===== Task input

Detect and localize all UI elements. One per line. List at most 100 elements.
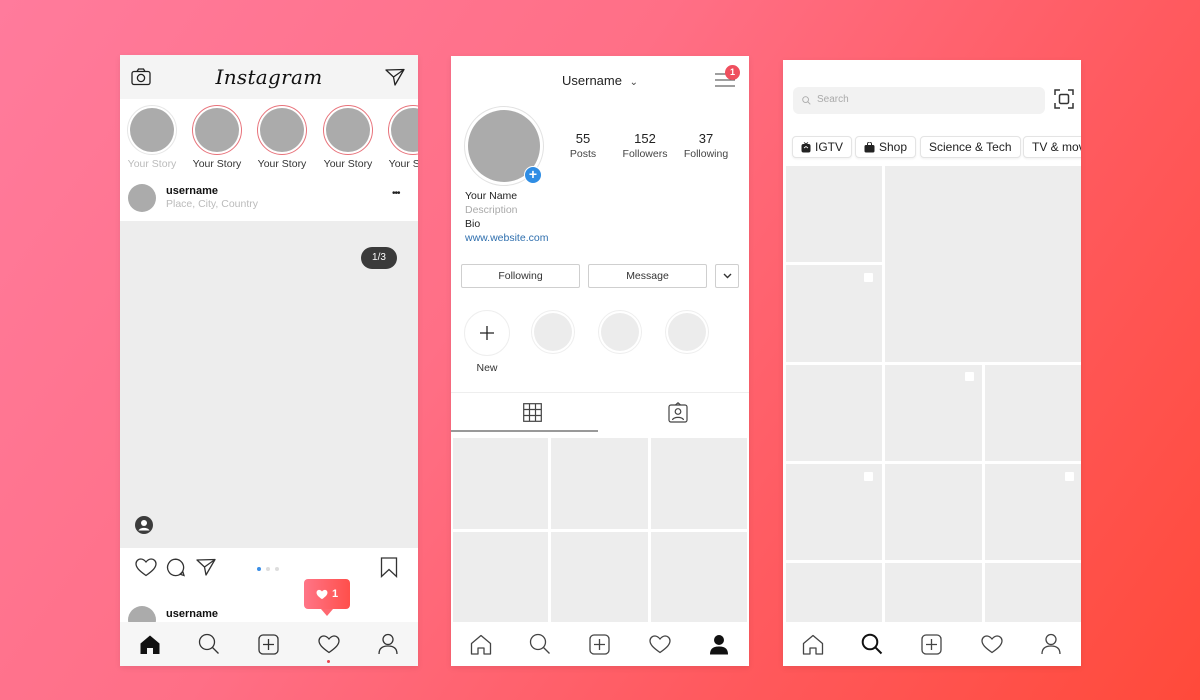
explore-post[interactable] [786,166,882,262]
grid-post[interactable] [651,532,747,624]
message-button[interactable]: Message [588,264,707,288]
story-item[interactable]: Your Story [383,105,418,170]
explore-post[interactable] [985,365,1081,461]
nav-home-icon[interactable] [468,631,494,657]
profile-tabs [451,392,749,433]
nav-home-icon[interactable] [800,631,826,657]
direct-message-icon[interactable] [385,68,405,86]
explore-post[interactable] [985,464,1081,560]
menu-notification-badge: 1 [725,65,740,80]
chip-tv-movies[interactable]: TV & movies [1023,136,1081,158]
story-item[interactable]: Your Story [187,105,247,170]
post-location[interactable]: Place, City, Country [166,198,258,210]
bottom-nav [120,622,418,666]
explore-post[interactable] [885,365,982,461]
stat-following[interactable]: 37 Following [676,131,736,160]
highlight-item[interactable] [665,310,711,354]
chip-label: Science & Tech [929,140,1012,154]
chip-science-tech[interactable]: Science & Tech [920,136,1021,158]
share-icon[interactable] [196,558,216,576]
tagged-user-icon[interactable] [134,515,154,535]
explore-post[interactable] [786,365,882,461]
notification-count: 1 [331,588,339,600]
stat-label: Followers [622,148,668,160]
explore-post[interactable] [786,464,882,560]
app-logo: Instagram [215,65,323,89]
feed-screen: Instagram Your Story Your Story Your Sto… [120,55,418,666]
chip-label: TV & movies [1032,140,1081,154]
comment-icon[interactable] [166,558,185,577]
activity-notification-badge[interactable]: 1 [304,579,350,616]
grid-post[interactable] [551,438,648,529]
stat-posts[interactable]: 55 Posts [553,131,613,160]
post-image[interactable]: 1/3 [120,221,418,548]
nav-add-icon[interactable] [256,631,282,657]
feed-header: Instagram [120,55,418,99]
carousel-dot [266,567,270,571]
story-item[interactable]: Your Story [252,105,312,170]
highlight-item[interactable] [531,310,577,354]
add-story-icon[interactable]: + [524,166,542,184]
next-post-username[interactable]: username [166,608,218,620]
explore-post[interactable] [786,563,882,623]
search-input[interactable]: Search [793,87,1045,114]
nav-profile-icon[interactable] [375,631,401,657]
bottom-nav [783,622,1081,666]
explore-screen: Search IGTV Shop Science & Tech TV & mov… [783,60,1081,666]
nav-activity-icon[interactable] [316,631,342,663]
grid-post[interactable] [453,438,548,529]
grid-post[interactable] [551,532,648,624]
stories-bar: Your Story Your Story Your Story Your St… [120,99,418,179]
highlight-new[interactable]: New [464,310,510,374]
scan-icon[interactable] [1054,89,1074,109]
chevron-down-icon: ⌄ [629,77,638,88]
story-label: Your Story [192,158,242,170]
nav-activity-icon[interactable] [647,631,673,657]
carousel-dot [275,567,279,571]
multiple-posts-icon [864,273,873,282]
tab-grid-icon[interactable] [523,403,542,422]
highlight-new-label: New [476,362,498,374]
explore-post-large[interactable] [885,166,1081,362]
tab-tagged-icon[interactable] [668,402,688,423]
suggested-dropdown-button[interactable] [715,264,739,288]
nav-activity-icon[interactable] [979,631,1005,657]
nav-profile-icon[interactable] [1038,631,1064,657]
search-icon [802,96,811,105]
post-username[interactable]: username [166,185,218,197]
story-label: Your Story [388,158,418,170]
nav-search-icon[interactable] [859,631,885,657]
highlight-item[interactable] [598,310,644,354]
explore-post[interactable] [985,563,1081,623]
stat-label: Posts [569,148,597,160]
grid-post[interactable] [651,438,747,529]
story-item[interactable]: Your Story [122,105,182,170]
carousel-dot-active [257,567,261,571]
nav-add-icon[interactable] [919,631,945,657]
bookmark-icon[interactable] [380,557,398,578]
explore-post[interactable] [786,265,882,362]
chip-shop[interactable]: Shop [855,136,917,158]
nav-profile-icon[interactable] [706,631,732,657]
nav-search-icon[interactable] [527,631,553,657]
explore-post[interactable] [885,563,982,623]
more-options-icon[interactable]: ••• [392,188,400,199]
chip-igtv[interactable]: IGTV [792,136,853,158]
grid-post[interactable] [453,532,548,624]
nav-search-icon[interactable] [196,631,222,657]
nav-add-icon[interactable] [587,631,613,657]
post-avatar[interactable] [128,184,156,212]
like-icon[interactable] [135,558,157,577]
stat-followers[interactable]: 152 Followers [615,131,675,160]
story-label: Your Story [257,158,307,170]
following-button[interactable]: Following [461,264,580,288]
profile-username-switcher[interactable]: Username ⌄ [451,73,749,88]
profile-website-link[interactable]: www.website.com [465,232,548,244]
search-placeholder: Search [817,94,849,105]
story-item[interactable]: Your Story [318,105,378,170]
explore-post[interactable] [885,464,982,560]
multiple-posts-icon [864,472,873,481]
post-header: username Place, City, Country ••• [120,179,418,221]
nav-home-icon[interactable] [137,631,163,657]
profile-description: Description [465,204,518,216]
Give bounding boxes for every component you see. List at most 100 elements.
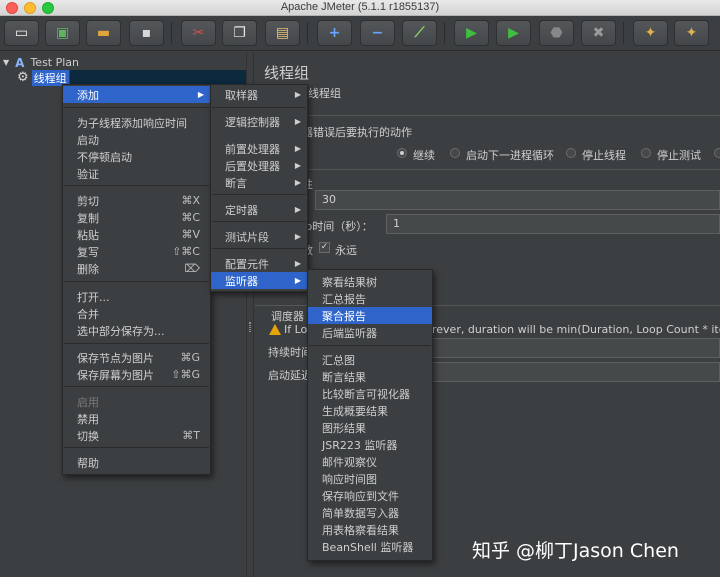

==========

■ **Prompt**:
Write out the listing again with every "Your Story" swapped for "My Story" and everything else kept the same. Leave out the pictures.

■ **Worked answer**:
Detect and localize all UI elements. One per line. List at most 100 elements.
explore-post[interactable] [786,166,882,262]
grid-post[interactable] [651,532,747,624]
message-button[interactable]: Message [588,264,707,288]
story-item[interactable]: My Story [383,105,418,170]
explore-post[interactable] [985,365,1081,461]
nav-home-icon[interactable] [468,631,494,657]
profile-tabs [451,392,749,433]
nav-home-icon[interactable] [800,631,826,657]
direct-message-icon[interactable] [385,68,405,86]
explore-post[interactable] [985,464,1081,560]
menu-notification-badge: 1 [725,65,740,80]
chip-tv-movies[interactable]: TV & movies [1023,136,1081,158]
story-item[interactable]: My Story [187,105,247,170]
post-location[interactable]: Place, City, Country [166,198,258,210]
bottom-nav [120,622,418,666]
explore-post[interactable] [885,365,982,461]
stat-following[interactable]: 37 Following [676,131,736,160]
highlight-item[interactable] [665,310,711,354]
chip-label: Science & Tech [929,140,1012,154]
chip-science-tech[interactable]: Science & Tech [920,136,1021,158]
share-icon[interactable] [196,558,216,576]
tagged-user-icon[interactable] [134,515,154,535]
explore-post[interactable] [786,365,882,461]
notification-count: 1 [331,588,339,600]
stat-label: Followers [622,148,668,160]
explore-post[interactable] [786,464,882,560]
app-logo: Instagram [215,65,323,89]
feed-screen: Instagram My Story My Story Your Sto… [120,55,418,666]
chip-label: TV & movies [1032,140,1081,154]
comment-icon[interactable] [166,558,185,577]
activity-notification-badge[interactable]: 1 [304,579,350,616]
grid-post[interactable] [551,438,648,529]
stat-posts[interactable]: 55 Posts [553,131,613,160]
post-image[interactable]: 1/3 [120,221,418,548]
nav-add-icon[interactable] [256,631,282,657]
feed-header: Instagram [120,55,418,99]
carousel-dot [266,567,270,571]
story-item[interactable]: My Story [252,105,312,170]
highlight-item[interactable] [531,310,577,354]
add-story-icon[interactable]: + [524,166,542,184]
next-post-username[interactable]: username [166,608,218,620]
explore-post[interactable] [786,563,882,623]
search-input[interactable]: Search [793,87,1045,114]
nav-profile-icon[interactable] [375,631,401,657]
bottom-nav [783,622,1081,666]
explore-screen: Search IGTV Shop Science & Tech TV & mov… [783,60,1081,666]
nav-activity-icon[interactable] [316,631,342,663]
grid-post[interactable] [453,438,548,529]
grid-post[interactable] [551,532,648,624]
stories-bar: My Story My Story My Story Your St… [120,99,418,179]
highlight-new[interactable]: New [464,310,510,374]
scan-icon[interactable] [1054,89,1074,109]
chevron-down-icon: ⌄ [629,77,638,88]
story-label: My Story [192,158,242,170]
nav-activity-icon[interactable] [647,631,673,657]
carousel-dot [275,567,279,571]
multiple-posts-icon [864,273,873,282]
tab-grid-icon[interactable] [523,403,542,422]
highlight-new-label: New [476,362,498,374]
explore-post-large[interactable] [885,166,1081,362]
tab-tagged-icon[interactable] [668,402,688,423]
suggested-dropdown-button[interactable] [715,264,739,288]
nav-activity-icon[interactable] [979,631,1005,657]
nav-profile-icon[interactable] [1038,631,1064,657]
search-icon [802,96,811,105]
post-username[interactable]: username [166,185,218,197]
story-label: My Story [388,158,418,170]
nav-search-icon[interactable] [859,631,885,657]
highlight-item[interactable] [598,310,644,354]
explore-post[interactable] [985,563,1081,623]
stat-label: Posts [569,148,597,160]
grid-post[interactable] [651,438,747,529]
story-item[interactable]: My Story [122,105,182,170]
carousel-dot-active [257,567,261,571]
nav-add-icon[interactable] [919,631,945,657]
bookmark-icon[interactable] [380,557,398,578]
explore-post[interactable] [786,265,882,362]
chip-shop[interactable]: Shop [855,136,917,158]
nav-profile-icon[interactable] [706,631,732,657]
nav-search-icon[interactable] [527,631,553,657]
explore-post[interactable] [885,563,982,623]
more-options-icon[interactable]: ••• [392,188,400,199]
chip-igtv[interactable]: IGTV [792,136,853,158]
grid-post[interactable] [453,532,548,624]
nav-search-icon[interactable] [196,631,222,657]
nav-add-icon[interactable] [587,631,613,657]
post-avatar[interactable] [128,184,156,212]
like-icon[interactable] [135,558,157,577]
stat-followers[interactable]: 152 Followers [615,131,675,160]
story-label: My Story [257,158,307,170]
following-button[interactable]: Following [461,264,580,288]
profile-username-switcher[interactable]: Username ⌄ [451,73,749,88]
profile-website-link[interactable]: www.website.com [465,232,548,244]
search-placeholder: Search [817,94,849,105]
story-item[interactable]: My Story [318,105,378,170]
explore-post[interactable] [885,464,982,560]
multiple-posts-icon [864,472,873,481]
post-header: username Place, City, Country ••• [120,179,418,221]
nav-home-icon[interactable] [137,631,163,657]
profile-description: Description [465,204,518,216]
Give bounding boxes for every component you see. List at most 100 elements.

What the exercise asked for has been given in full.